What needs to be done: Pull each line holding "필요하다" out of the entries below.

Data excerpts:
:::
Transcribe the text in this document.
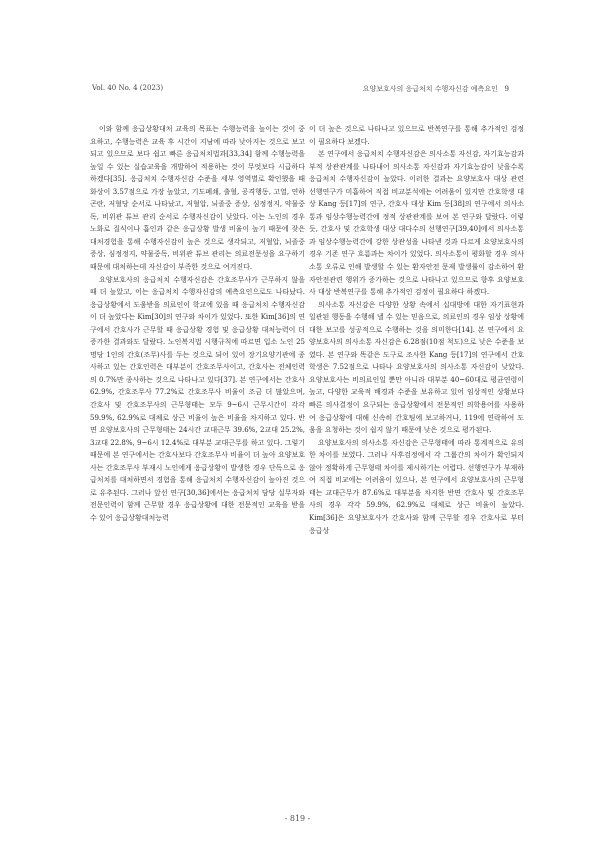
Vol. 40 No. 4 (2023)	요양보호사의 응급처치 수행자신감 예측요인 9

이와 함께 응급상황대처 교육의 목표는 수행능력을 높이는 것이 중요하고, 수행능력은 교육 후 시간이 지남에 따라 낮아지는 것으로 보고되고 있으므로 보다 쉽고 빠른 응급처치법과[33,34] 함께 수행능력을 높일 수 있는 실습교육을 개발하여 적용하는 것이 무엇보다 시급하다 하겠다[35]. 응급처치 수행자신감 수준을 세부 영역별로 확인했을 때 화상이 3.57점으로 가장 높았고, 기도폐쇄, 출혈, 공격행동, 고열, 연하곤란, 저혈당 순서로 나타났고, 저혈압, 뇌졸중 증상, 심정정지, 약물중독, 비위관 튜브 관리 순서로 수행자신감이 낮았다. 이는 노인의 경우 노화로 질식이나 흡인과 같은 응급상황 발생 비율이 높기 때문에 잦은 대처경험을 통해 수행자신감이 높은 것으로 생각되고, 저혈압, 뇌졸중 증상, 심정정지, 약물중독, 비위관 튜브 관리는 의료전문성을 요구하기 때문에 대처하는데 자신감이 부족한 것으로 여겨진다.

요양보호사의 응급처치 수행자신감은 간호조무사가 근무하지 않을 때 더 높았고, 이는 응급처치 수행자신감의 예측요인으로도 나타났다. 응급상황에서 도움받을 의료인이 학교에 있을 때 응급처치 수행자신감이 더 높았다는 Kim[30]의 연구와 차이가 있었다. 또한 Kim[36]의 연구에서 간호사가 근무할 때 응급상황 경험 및 응급상황 대처능력이 더 증가한 결과와도 달랐다. 노인복지법 시행규칙에 따르면 입소 노인 25명당 1인의 간호(조무)사를 두는 것으로 되어 있어 장기요양기관에 종사하고 있는 간호인력은 대부분이 간호조무사이고, 간호사는 전체인력의 0.7%만 종사하는 것으로 나타나고 있다[37]. 본 연구에서는 간호사 62.9%, 간호조무사 77.2%로 간호조무사 비율이 조금 더 많았으며, 간호사 및 간호조무사의 근무형태는 모두 9~6시 근무시간이 각각 59.9%, 62.9%로 대체로 상근 비율이 높은 비율을 차지하고 있다. 반면 요양보호사의 근무형태는 24시간 교대근무 39.6%, 2교대 25.2%, 3교대 22.8%, 9~6시 12.4%로 대부분 교대근무를 하고 있다. 그렇기 때문에 본 연구에서는 간호사보다 간호조무사 비율이 더 높아 요양보호사는 간호조무사 부재시 노인에게 응급상황이 발생한 경우 단독으로 응급처치를 대처하면서 경험을 통해 응급처치 수행자신감이 높아진 것으로 유추된다. 그러나 앞선 연구[30,36]에서는 응급처치 담당 실무자와 전문인력이 함께 근무할 경우 응급상황에 대한 전문적인 교육을 받을 수 있어 응급상황대처능력

이 더 높은 것으로 나타나고 있으므로 반복연구를 통해 추가적인 검정이 필요하다 보겠다.

본 연구에서 응급처치 수행자신감은 의사소통 자신감, 자기효능감과 부적 상관관계를 나타내어 의사소통 자신감과 자기효능감이 낮을수록 응급처치 수행자신감이 높았다. 이러한 결과는 요양보호사 대상 관련 선행연구가 미흡하여 직접 비교분석에는 어려움이 있지만 간호학생 대상 Kang 등[17]의 연구, 간호사 대상 Kim 등[38]의 연구에서 의사소통과 임상수행능력간에 정적 상관관계를 보여 본 연구와 달랐다. 이렇듯, 간호사 및 간호학생 대상 대다수의 선행연구[39,40]에서 의사소통과 임상수행능력간에 강한 상관성을 나타낸 것과 다르게 요양보호사의 경우 기존 연구 흐름과는 차이가 있었다. 의사소통이 평화할 경우 의사소통 오류로 인해 발생할 수 있는 환자안전 문제 발생률이 감소하여 환자안전관련 행위가 증가하는 것으로 나타나고 있으므로 향후 요양보호사 대상 반복연구를 통해 추가적인 검정이 필요하다 하겠다.

의사소통 자신감은 다양한 상황 속에서 십대방에 대한 자기표현과 일관된 행동을 수행해 낼 수 있는 믿음으로, 의료인의 경우 임상 상황에 대한 보고를 성공적으로 수행하는 것을 의미한다[14]. 본 연구에서 요양보호사의 의사소통 자신감은 6.28점(10점 척도)으로 낮은 수준을 보였다. 본 연구와 똑같은 도구로 조사한 Kang 등[17]의 연구에서 간호학생은 7.52점으로 나타나 요양보호사의 의사소통 자신감이 낮았다. 요양보호사는 비의료인일 뿐만 아니라 대부분 40~60대로 평균연령이 높고, 다양한 교육적 배경과 수준을 보유하고 있어 임상적인 상황보다 빠른 의사결정이 요구되는 응급상황에서 전문적인 의학용어를 사용하여 응급상황에 대해 신속히 간호팀에 보고하거나, 119에 연락하여 도움을 요청하는 것이 쉽지 않기 때문에 낮은 것으로 평가된다.

요양보호사의 의사소통 자신감은 근무형태에 따라 통계적으로 유의한 차이를 보였다. 그러나 사후검정에서 각 그룹간의 차이가 확인되지 않아 정확하게 근무형태 차이를 제시하기는 어렵다. 선행연구가 부재하여 직접 비교에는 어려움이 있으나, 본 연구에서 요양보호사의 근무형태는 교대근무가 87.6%로 대부분을 차지한 반면 간호사 및 간호조무사의 경우 각각 59.9%, 62.9%로 대체로 상근 비율이 높았다. Kim[36]은 요양보호사가 간호사와 함께 근무할 경우 간호사로 부터 응급상

- 819 -
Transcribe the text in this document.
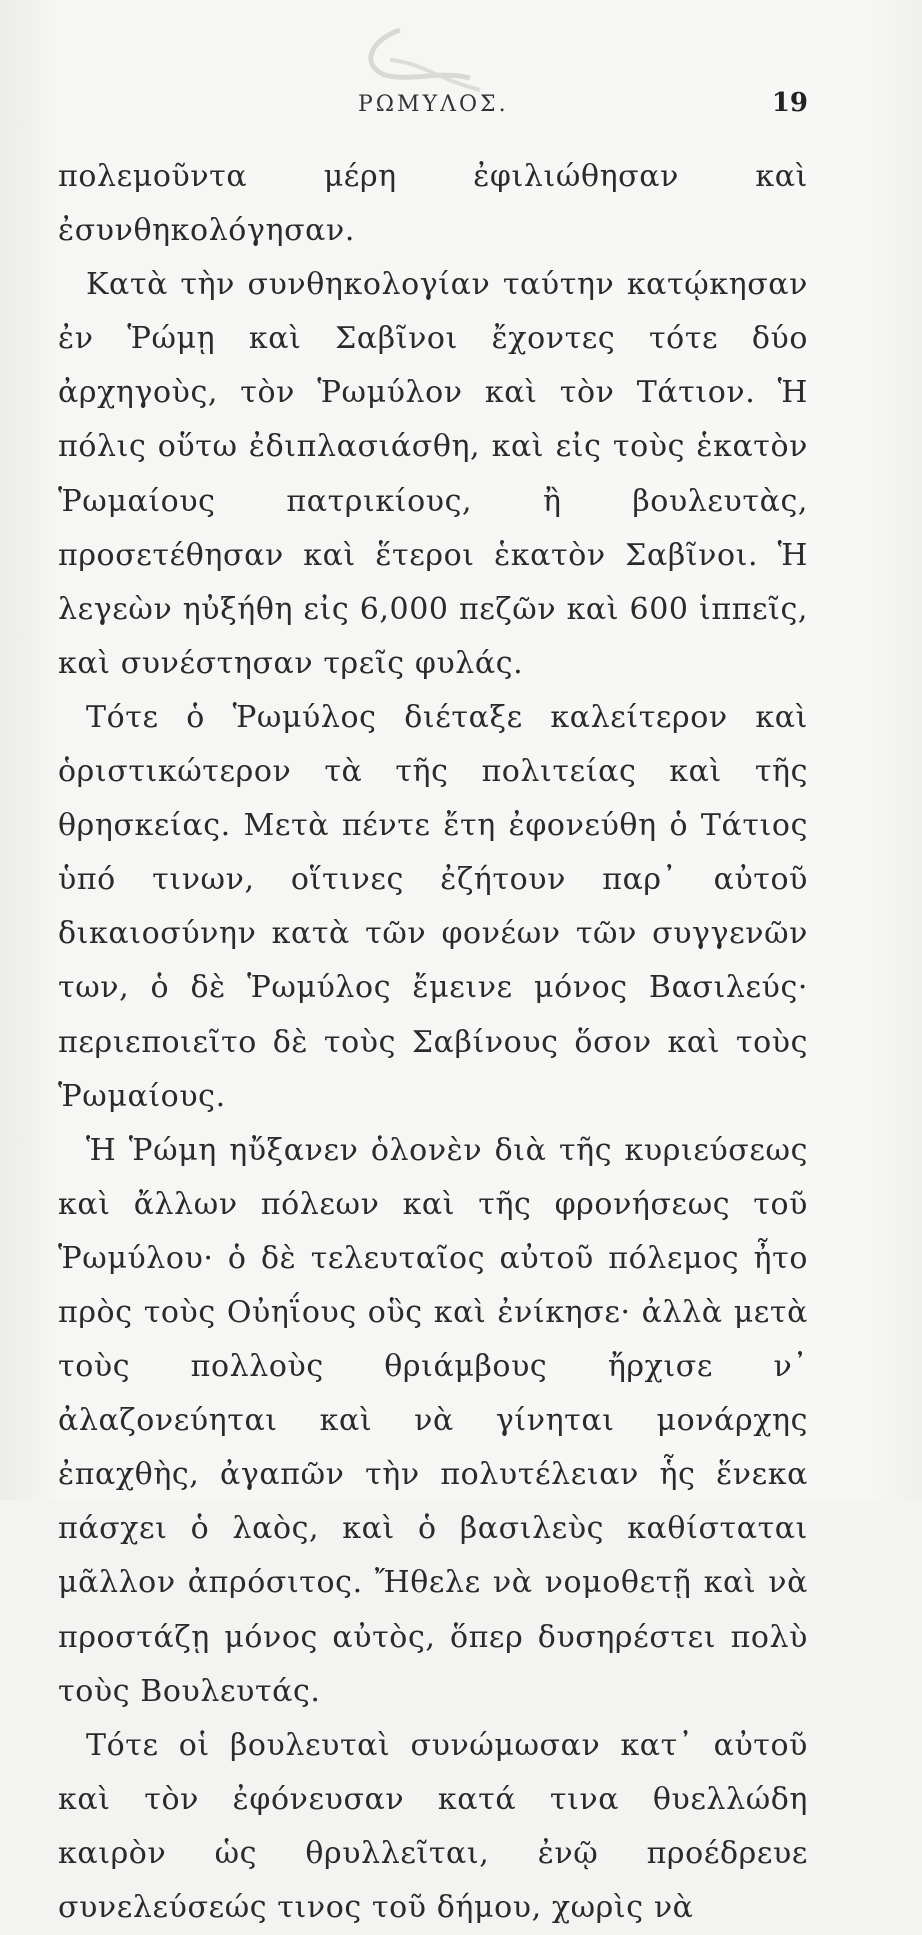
ΡΩΜΥΛΟΣ.	19

πολεμοῦντα μέρη ἐφιλιώθησαν καὶ ἐσυνθηκολόγησαν.

Κατὰ τὴν συνθηκολογίαν ταύτην κατῴκησαν ἐν Ῥώμῃ καὶ Σαβῖνοι ἔχοντες τότε δύο ἀρχηγοὺς, τὸν Ῥωμύλον καὶ τὸν Τάτιον. Ἡ πόλις οὕτω ἐδιπλασιάσθη, καὶ εἰς τοὺς ἑκατὸν Ῥωμαίους πατρικίους, ἢ βουλευτὰς, προσετέθησαν καὶ ἕτεροι ἑκατὸν Σαβῖνοι. Ἡ λεγεὼν ηὐξήθη εἰς 6,000 πεζῶν καὶ 600 ἱππεῖς, καὶ συνέστησαν τρεῖς φυλάς.

Τότε ὁ Ῥωμύλος διέταξε καλείτερον καὶ ὁριστικώτερον τὰ τῆς πολιτείας καὶ τῆς θρησκείας. Μετὰ πέντε ἔτη ἐφονεύθη ὁ Τάτιος ὑπό τινων, οἵτινες ἐζήτουν παρ᾽ αὐτοῦ δικαιοσύνην κατὰ τῶν φονέων τῶν συγγενῶν των, ὁ δὲ Ῥωμύλος ἔμεινε μόνος Βασιλεύς· περιεποιεῖτο δὲ τοὺς Σαβίνους ὅσον καὶ τοὺς Ῥωμαίους.

Ἡ Ῥώμη ηὔξανεν ὁλονὲν διὰ τῆς κυριεύσεως καὶ ἄλλων πόλεων καὶ τῆς φρονήσεως τοῦ Ῥωμύλου· ὁ δὲ τελευταῖος αὐτοῦ πόλεμος ἦτο πρὸς τοὺς Οὐηΐους οὓς καὶ ἐνίκησε· ἀλλὰ μετὰ τοὺς πολλοὺς θριάμβους ἤρχισε ν᾽ ἀλαζονεύηται καὶ νὰ γίνηται μονάρχης ἐπαχθὴς, ἀγαπῶν τὴν πολυτέλειαν ἧς ἕνεκα πάσχει ὁ λαὸς, καὶ ὁ βασιλεὺς καθίσταται μᾶλλον ἀπρόσιτος. Ἤθελε νὰ νομοθετῇ καὶ νὰ προστάζῃ μόνος αὐτὸς, ὅπερ δυσηρέστει πολὺ τοὺς Βουλευτάς.

Τότε οἱ βουλευταὶ συνώμωσαν κατ᾽ αὐτοῦ καὶ τὸν ἐφόνευσαν κατά τινα θυελλώδη καιρὸν ὡς θρυλλεῖται, ἐνῷ προέδρευε συνελεύσεώς τινος τοῦ δήμου, χωρὶς νὰ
:::
Solution:
이 더 높은 것으로 나타나고 있으므로 반복연구를 통해 추가적인 검정이 필요하다 보겠다.
본 연구에서 응급처치 수행자신감은 의사소통 자신감, 자기효능감과 부적 상관관계를 나타내어 의사소통 자신감과 자기효능감이 낮을수록 응급처치 수행자신감이 높았다. 이러한 결과는 요양보호사 대상 관련 선행연구가 미흡하여 직접 비교분석에는 어려움이 있지만 간호학생 대상 Kang 등[17]의 연구, 간호사 대상 Kim 등[38]의 연구에서 의사소통과 임상수행능력간에 정적 상관관계를 보여 본 연구와 달랐다. 이렇듯, 간호사 및 간호학생 대상 대다수의 선행연구[39,40]에서 의사소통과 임상수행능력간에 강한 상관성을 나타낸 것과 다르게 요양보호사의 경우 기존 연구 흐름과는 차이가 있었다. 의사소통이 평화할 경우 의사소통 오류로 인해 발생할 수 있는 환자안전 문제 발생률이 감소하여 환자안전관련 행위가 증가하는 것으로 나타나고 있으므로 향후 요양보호사 대상 반복연구를 통해 추가적인 검정이 필요하다 하겠다.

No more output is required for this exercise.